[Prompt]
Please answer from the Toxoplasma abstract: which drug partially but significantly inhibited the T cell-mediated cyst removal?

[Text block]
──────

Abstract
Significantly larger numbers of Toxoplasma gondii cysts were detected in the brains of RAG1−/− NOS2−/− than RAG1−/− mice following infection. In contrast, the cyst numbers markedly decreased in a same manner in both strains of mice after receiving CD8+ immune T cells. Thus, NOS2-mediated innate immunity is important for inhibiting formation of cysts in the brain but not required for the T cell-initiated cyst removal, which is associated with phagocyte accumulation. Treatment with chloroquine, an inhibitor of endolysosomal acidification, partially but significantly inhibited the T cell-mediated cyst removal, suggesting that phagosome-lysomose fusion could be involved in the T. gondii cyst elimination.

──────

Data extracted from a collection
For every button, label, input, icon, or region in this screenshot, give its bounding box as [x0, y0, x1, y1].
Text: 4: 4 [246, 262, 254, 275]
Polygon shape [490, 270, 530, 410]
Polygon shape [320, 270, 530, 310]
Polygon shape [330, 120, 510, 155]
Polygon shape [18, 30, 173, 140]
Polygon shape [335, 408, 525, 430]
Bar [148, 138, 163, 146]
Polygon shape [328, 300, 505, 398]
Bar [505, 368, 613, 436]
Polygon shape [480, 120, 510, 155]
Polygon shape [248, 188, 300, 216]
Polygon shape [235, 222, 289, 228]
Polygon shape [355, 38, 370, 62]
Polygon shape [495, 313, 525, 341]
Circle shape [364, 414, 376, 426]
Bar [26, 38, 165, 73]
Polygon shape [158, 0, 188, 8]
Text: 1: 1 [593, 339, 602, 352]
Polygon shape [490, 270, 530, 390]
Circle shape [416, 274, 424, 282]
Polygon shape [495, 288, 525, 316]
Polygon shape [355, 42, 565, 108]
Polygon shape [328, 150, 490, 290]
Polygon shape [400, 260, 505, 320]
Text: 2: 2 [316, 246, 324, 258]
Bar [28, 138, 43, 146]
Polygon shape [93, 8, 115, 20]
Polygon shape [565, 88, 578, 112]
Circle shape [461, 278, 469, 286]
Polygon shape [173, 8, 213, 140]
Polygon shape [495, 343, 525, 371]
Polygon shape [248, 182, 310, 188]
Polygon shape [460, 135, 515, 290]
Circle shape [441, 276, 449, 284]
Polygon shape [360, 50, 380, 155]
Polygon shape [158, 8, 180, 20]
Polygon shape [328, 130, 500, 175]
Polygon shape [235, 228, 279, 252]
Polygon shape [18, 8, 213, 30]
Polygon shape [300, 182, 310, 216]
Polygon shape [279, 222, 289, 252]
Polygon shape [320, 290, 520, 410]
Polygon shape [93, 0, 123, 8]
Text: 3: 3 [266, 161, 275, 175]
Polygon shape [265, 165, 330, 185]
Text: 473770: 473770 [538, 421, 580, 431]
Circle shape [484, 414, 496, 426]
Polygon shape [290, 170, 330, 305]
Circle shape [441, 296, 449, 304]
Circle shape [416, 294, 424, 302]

──────

[Answer section]
Chloroquine, an inhibitor of endolysosomal acidification.